▸ Stored data
══════════

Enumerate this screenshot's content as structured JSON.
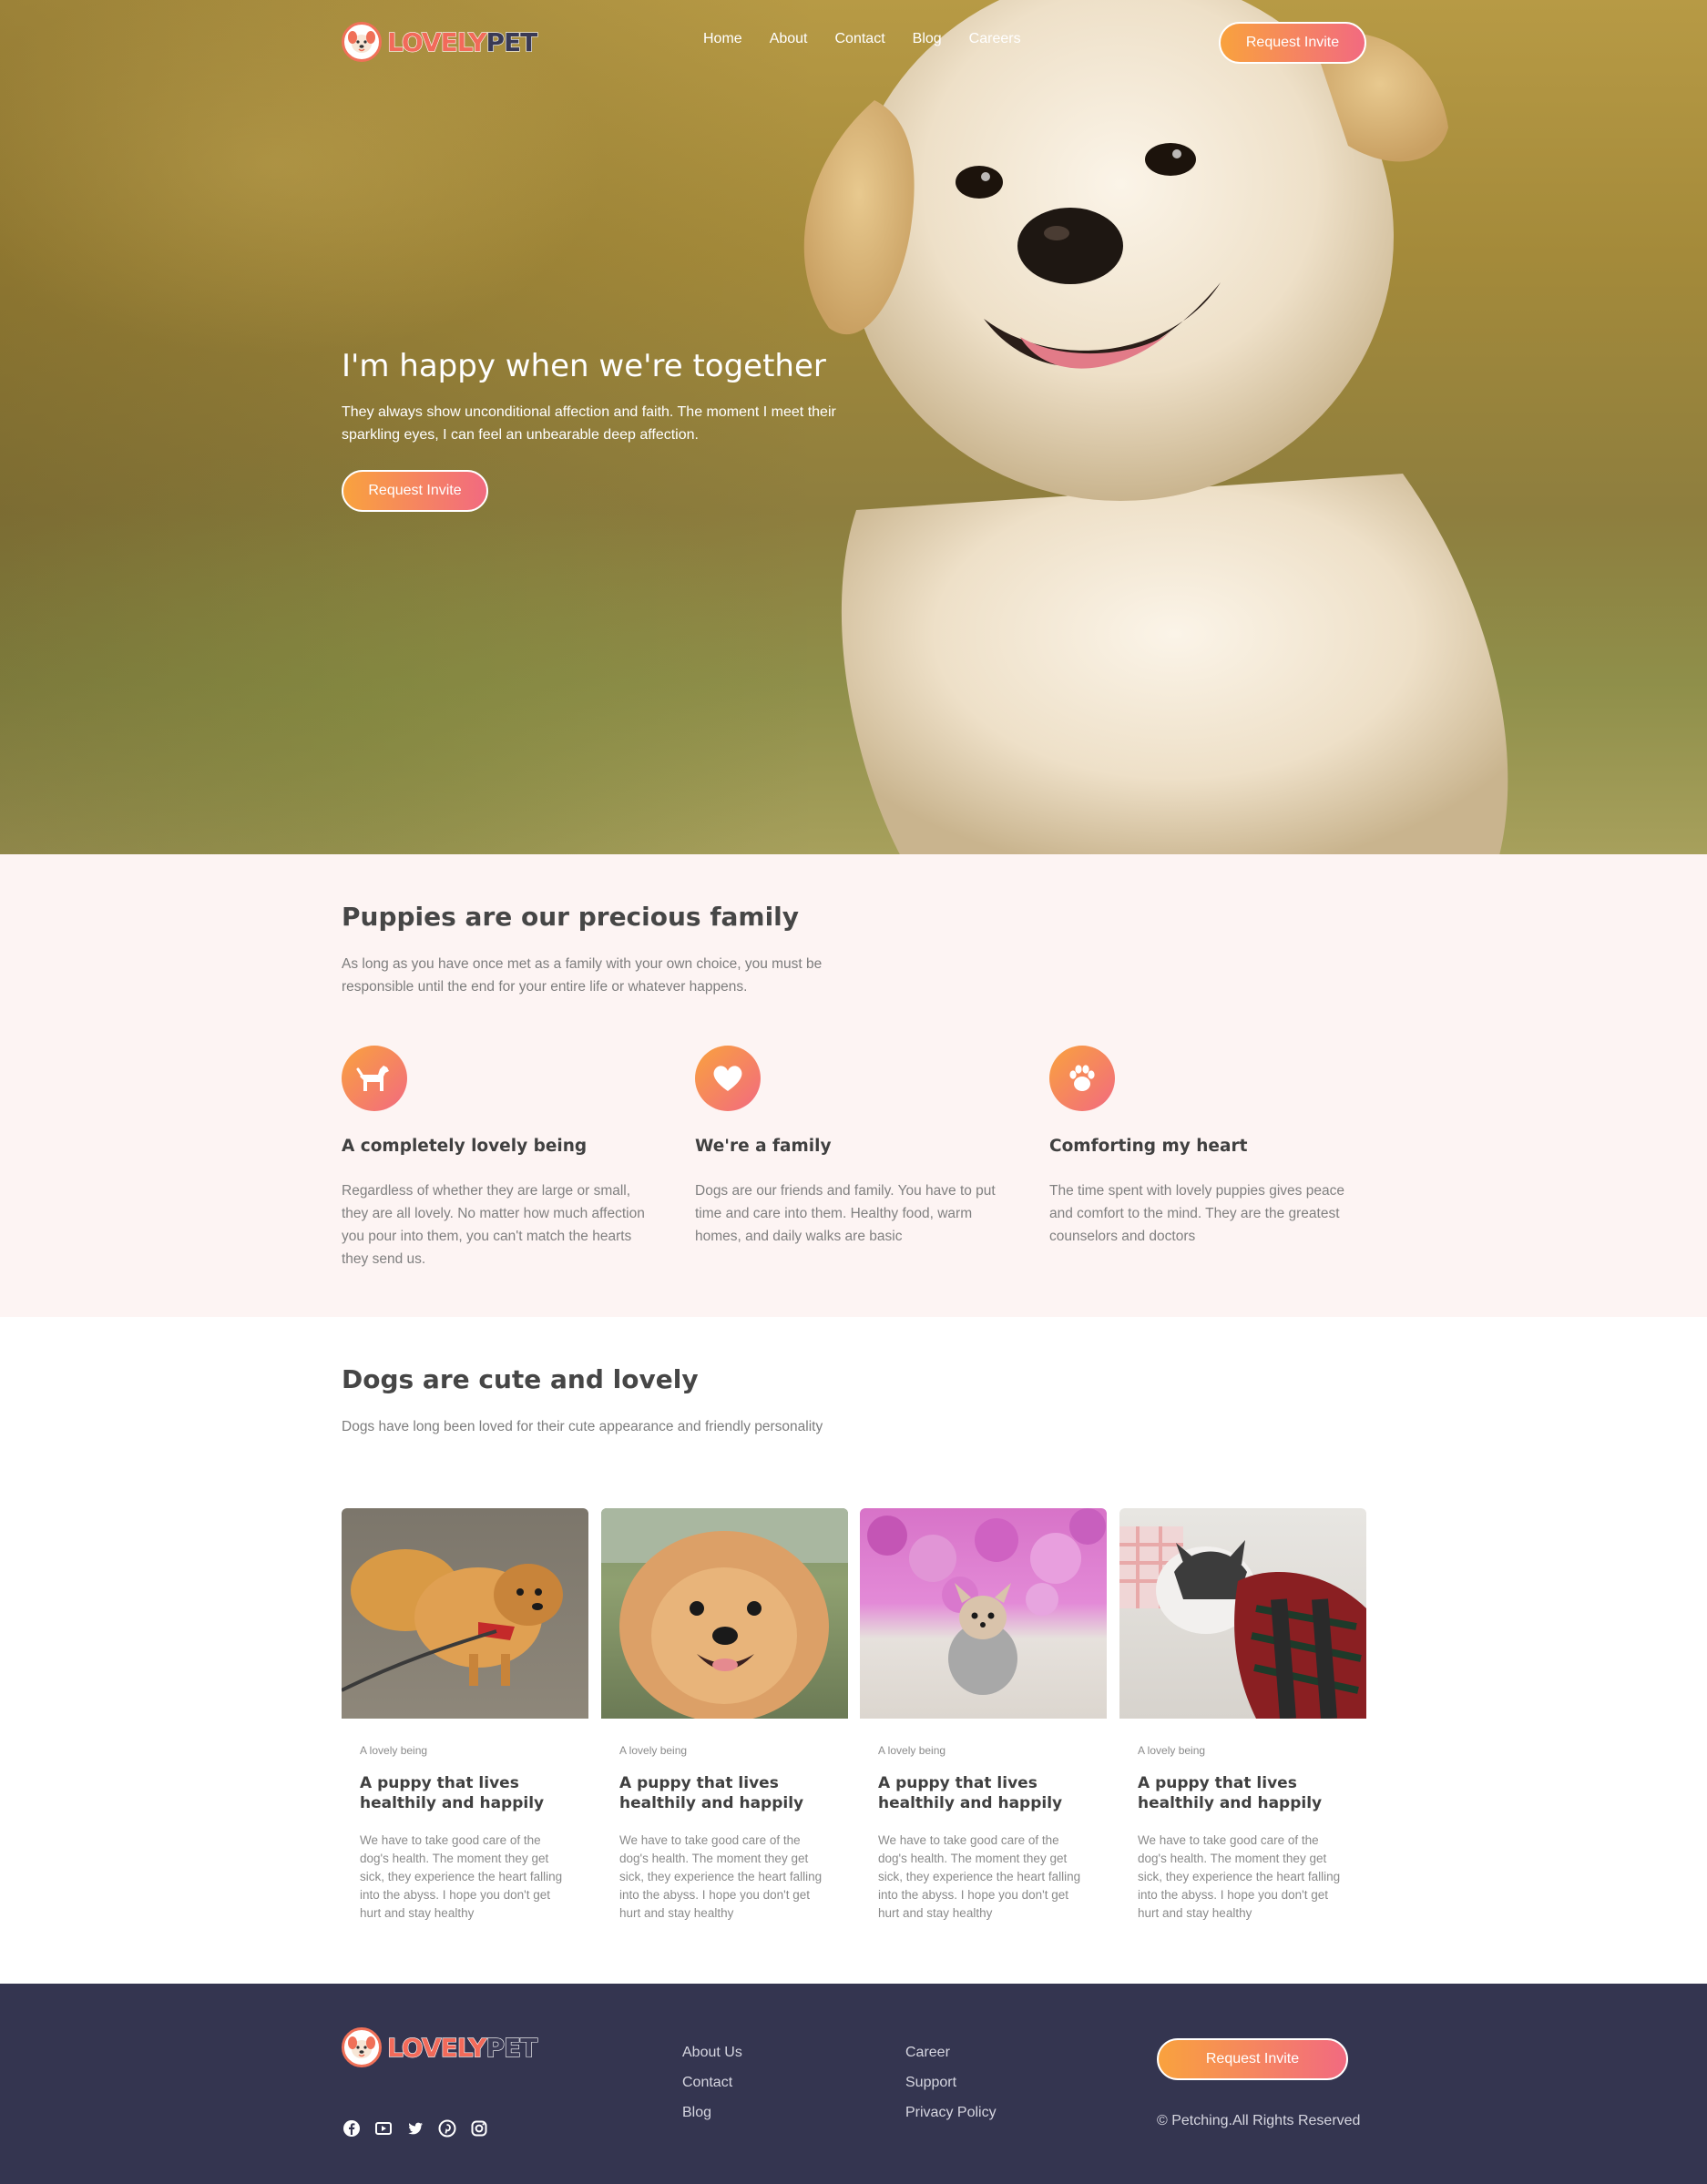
{
  "brand": {
    "part1": "LOVELY",
    "part2": "PET",
    "accent": "#f26a5a",
    "gradient_start": "#f9a23e",
    "gradient_end": "#f26a80"
  },
  "nav": {
    "links": [
      "Home",
      "About",
      "Contact",
      "Blog",
      "Careers"
    ],
    "cta": "Request Invite"
  },
  "hero": {
    "title": "I'm happy when we're together",
    "text": "They always show unconditional affection and faith. The moment I meet their sparkling eyes, I can feel an unbearable deep affection.",
    "cta": "Request Invite"
  },
  "family": {
    "title": "Puppies are our precious family",
    "subtitle": "As long as you have once met as a family with your own choice, you must be responsible until the end for your entire life or whatever happens.",
    "features": [
      {
        "icon": "dog-icon",
        "title": "A completely lovely being",
        "text": "Regardless of whether they are large or small, they are all lovely. No matter how much affection you pour into them, you can't match the hearts they send us."
      },
      {
        "icon": "heart-icon",
        "title": "We're a family",
        "text": "Dogs are our friends and family. You have to put time and care into them. Healthy food, warm homes, and daily walks are basic"
      },
      {
        "icon": "paw-icon",
        "title": "Comforting my heart",
        "text": "The time spent with lovely puppies gives peace and comfort to the mind. They are the greatest counselors and doctors"
      }
    ]
  },
  "dogs": {
    "title": "Dogs are cute and lovely",
    "subtitle": "Dogs have long been loved for their cute appearance and friendly personality",
    "cards": [
      {
        "photo": "pomeranian-on-leash-photo",
        "tag": "A lovely being",
        "title": "A puppy that lives healthily and happily",
        "text": "We have to take good care of the dog's health. The moment they get sick, they experience the heart falling into the abyss. I hope you don't get hurt and stay healthy"
      },
      {
        "photo": "smiling-pomeranian-photo",
        "tag": "A lovely being",
        "title": "A puppy that lives healthily and happily",
        "text": "We have to take good care of the dog's health. The moment they get sick, they experience the heart falling into the abyss. I hope you don't get hurt and stay healthy"
      },
      {
        "photo": "chihuahua-in-flowers-photo",
        "tag": "A lovely being",
        "title": "A puppy that lives healthily and happily",
        "text": "We have to take good care of the dog's health. The moment they get sick, they experience the heart falling into the abyss. I hope you don't get hurt and stay healthy"
      },
      {
        "photo": "sleeping-husky-photo",
        "tag": "A lovely being",
        "title": "A puppy that lives healthily and happily",
        "text": "We have to take good care of the dog's health. The moment they get sick, they experience the heart falling into the abyss. I hope you don't get hurt and stay healthy"
      }
    ]
  },
  "footer": {
    "col1": [
      "About Us",
      "Contact",
      "Blog"
    ],
    "col2": [
      "Career",
      "Support",
      "Privacy Policy"
    ],
    "cta": "Request Invite",
    "copyright": "© Petching.All Rights Reserved",
    "socials": [
      "facebook-icon",
      "youtube-icon",
      "twitter-icon",
      "pinterest-icon",
      "instagram-icon"
    ],
    "background": "#343550"
  }
}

══════════

▸ What the task asks
Print every entry above again without changing a word, and omit the pictures.

▸ Response to this task
Enumerate this screenshot's content as structured JSON.
{
  "brand": {
    "part1": "LOVELY",
    "part2": "PET",
    "accent": "#f26a5a",
    "gradient_start": "#f9a23e",
    "gradient_end": "#f26a80"
  },
  "nav": {
    "links": [
      "Home",
      "About",
      "Contact",
      "Blog",
      "Careers"
    ],
    "cta": "Request Invite"
  },
  "hero": {
    "title": "I'm happy when we're together",
    "text": "They always show unconditional affection and faith. The moment I meet their sparkling eyes, I can feel an unbearable deep affection.",
    "cta": "Request Invite"
  },
  "family": {
    "title": "Puppies are our precious family",
    "subtitle": "As long as you have once met as a family with your own choice, you must be responsible until the end for your entire life or whatever happens.",
    "features": [
      {
        "icon": "dog-icon",
        "title": "A completely lovely being",
        "text": "Regardless of whether they are large or small, they are all lovely. No matter how much affection you pour into them, you can't match the hearts they send us."
      },
      {
        "icon": "heart-icon",
        "title": "We're a family",
        "text": "Dogs are our friends and family. You have to put time and care into them. Healthy food, warm homes, and daily walks are basic"
      },
      {
        "icon": "paw-icon",
        "title": "Comforting my heart",
        "text": "The time spent with lovely puppies gives peace and comfort to the mind. They are the greatest counselors and doctors"
      }
    ]
  },
  "dogs": {
    "title": "Dogs are cute and lovely",
    "subtitle": "Dogs have long been loved for their cute appearance and friendly personality",
    "cards": [
      {
        "photo": "pomeranian-on-leash-photo",
        "tag": "A lovely being",
        "title": "A puppy that lives healthily and happily",
        "text": "We have to take good care of the dog's health. The moment they get sick, they experience the heart falling into the abyss. I hope you don't get hurt and stay healthy"
      },
      {
        "photo": "smiling-pomeranian-photo",
        "tag": "A lovely being",
        "title": "A puppy that lives healthily and happily",
        "text": "We have to take good care of the dog's health. The moment they get sick, they experience the heart falling into the abyss. I hope you don't get hurt and stay healthy"
      },
      {
        "photo": "chihuahua-in-flowers-photo",
        "tag": "A lovely being",
        "title": "A puppy that lives healthily and happily",
        "text": "We have to take good care of the dog's health. The moment they get sick, they experience the heart falling into the abyss. I hope you don't get hurt and stay healthy"
      },
      {
        "photo": "sleeping-husky-photo",
        "tag": "A lovely being",
        "title": "A puppy that lives healthily and happily",
        "text": "We have to take good care of the dog's health. The moment they get sick, they experience the heart falling into the abyss. I hope you don't get hurt and stay healthy"
      }
    ]
  },
  "footer": {
    "col1": [
      "About Us",
      "Contact",
      "Blog"
    ],
    "col2": [
      "Career",
      "Support",
      "Privacy Policy"
    ],
    "cta": "Request Invite",
    "copyright": "© Petching.All Rights Reserved",
    "socials": [
      "facebook-icon",
      "youtube-icon",
      "twitter-icon",
      "pinterest-icon",
      "instagram-icon"
    ],
    "background": "#343550"
  }
}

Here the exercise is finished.